◆ **Information given**:

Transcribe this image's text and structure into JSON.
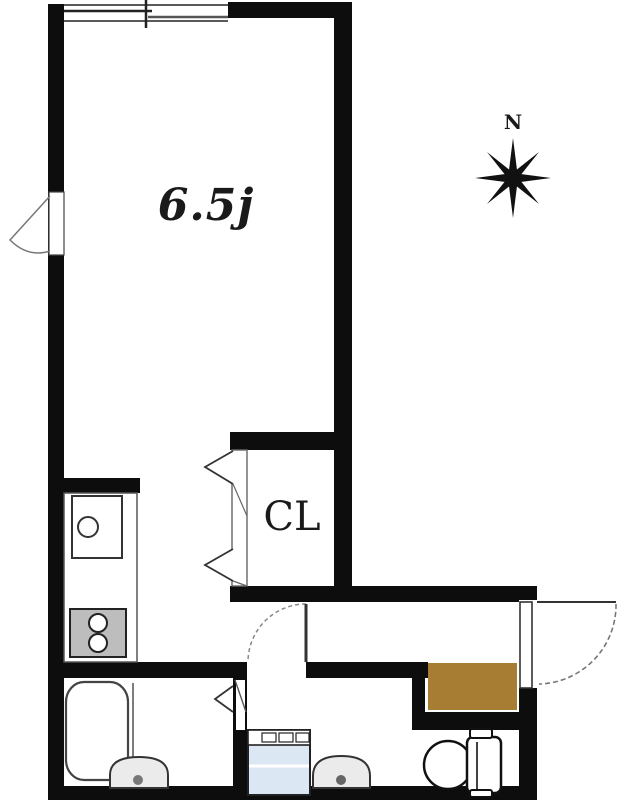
{
  "floorplan": {
    "labels": {
      "room": "6.5j",
      "closet": "CL",
      "compass_north": "N"
    },
    "colors": {
      "wall": "#0d0d0d",
      "genkan_mat": "#a67d33",
      "washer_body": "#dbe7f3",
      "fixture_gray": "#bdbdbd",
      "basin_gray": "#ebebeb",
      "line": "#333333"
    },
    "fixtures": [
      "sliding-window",
      "swing-door-left",
      "closet-bifold-door",
      "hall-swing-door",
      "bathroom-folding-door",
      "entrance-swing-door",
      "kitchen-sink",
      "gas-stove",
      "kitchen-counter",
      "bathtub",
      "bathroom-basin",
      "washing-machine",
      "washroom-basin",
      "toilet",
      "entrance-mat",
      "compass-rose"
    ]
  }
}
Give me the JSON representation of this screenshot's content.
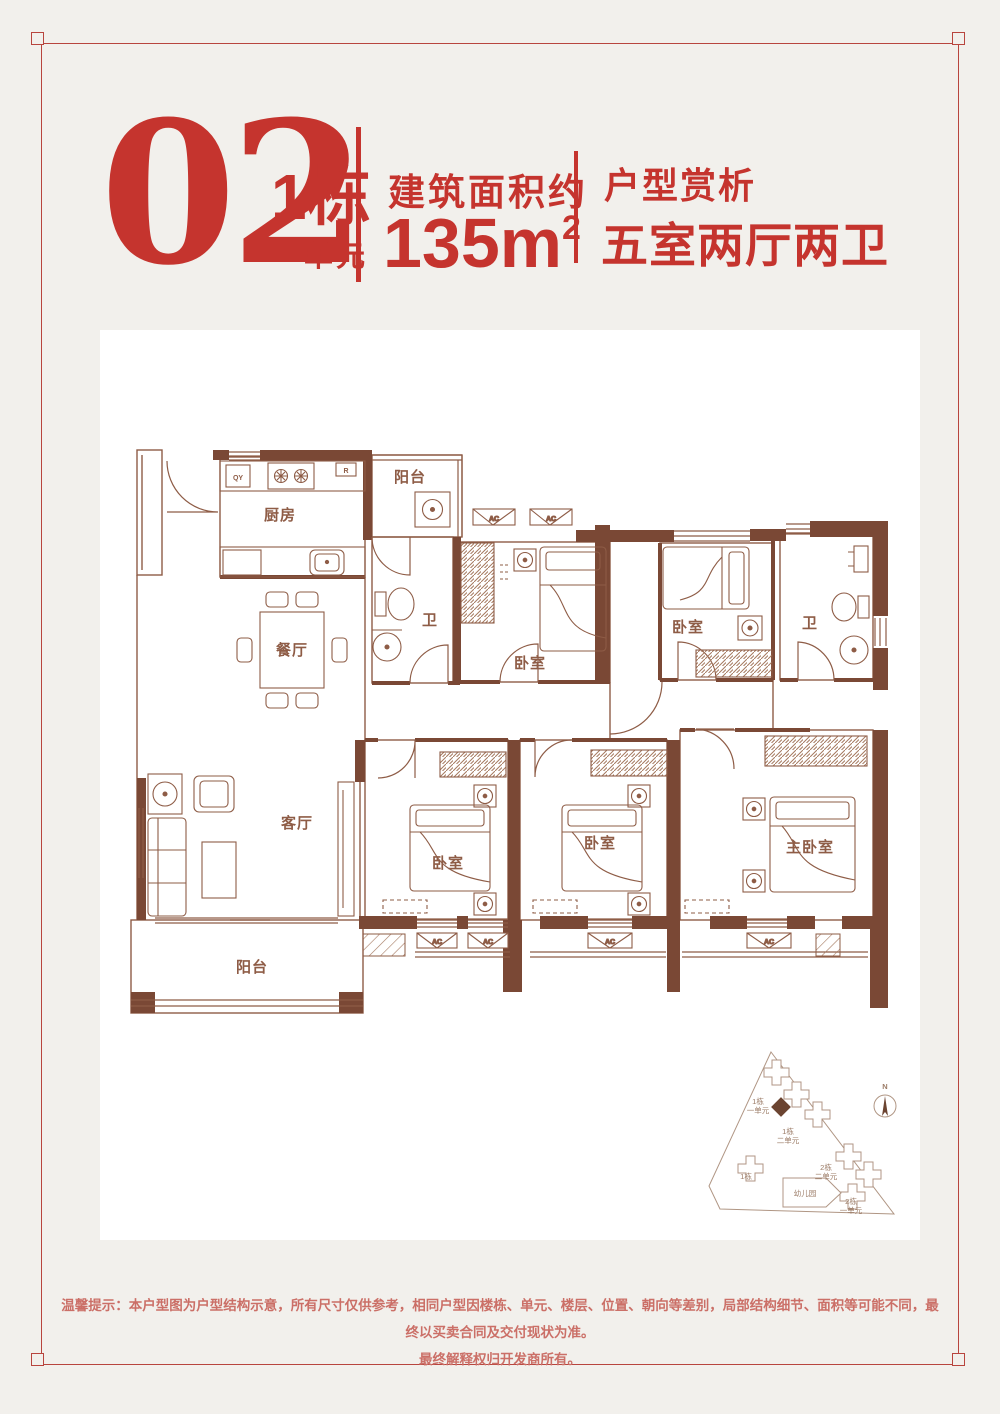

◆ **Requirements**:
Your task is an exact transcription of all the data, minus the pictures.

◆ **The solution**:
Transcribe this image's text and structure into JSON.
{
  "floorplan": {
    "labels": {
      "room": "6.5j",
      "closet": "CL",
      "compass_north": "N"
    },
    "colors": {
      "wall": "#0d0d0d",
      "genkan_mat": "#a67d33",
      "washer_body": "#dbe7f3",
      "fixture_gray": "#bdbdbd",
      "basin_gray": "#ebebeb",
      "line": "#333333"
    },
    "fixtures": [
      "sliding-window",
      "swing-door-left",
      "closet-bifold-door",
      "hall-swing-door",
      "bathroom-folding-door",
      "entrance-swing-door",
      "kitchen-sink",
      "gas-stove",
      "kitchen-counter",
      "bathtub",
      "bathroom-basin",
      "washing-machine",
      "washroom-basin",
      "toilet",
      "entrance-mat",
      "compass-rose"
    ]
  }
}
Give me the JSON representation of this screenshot's content.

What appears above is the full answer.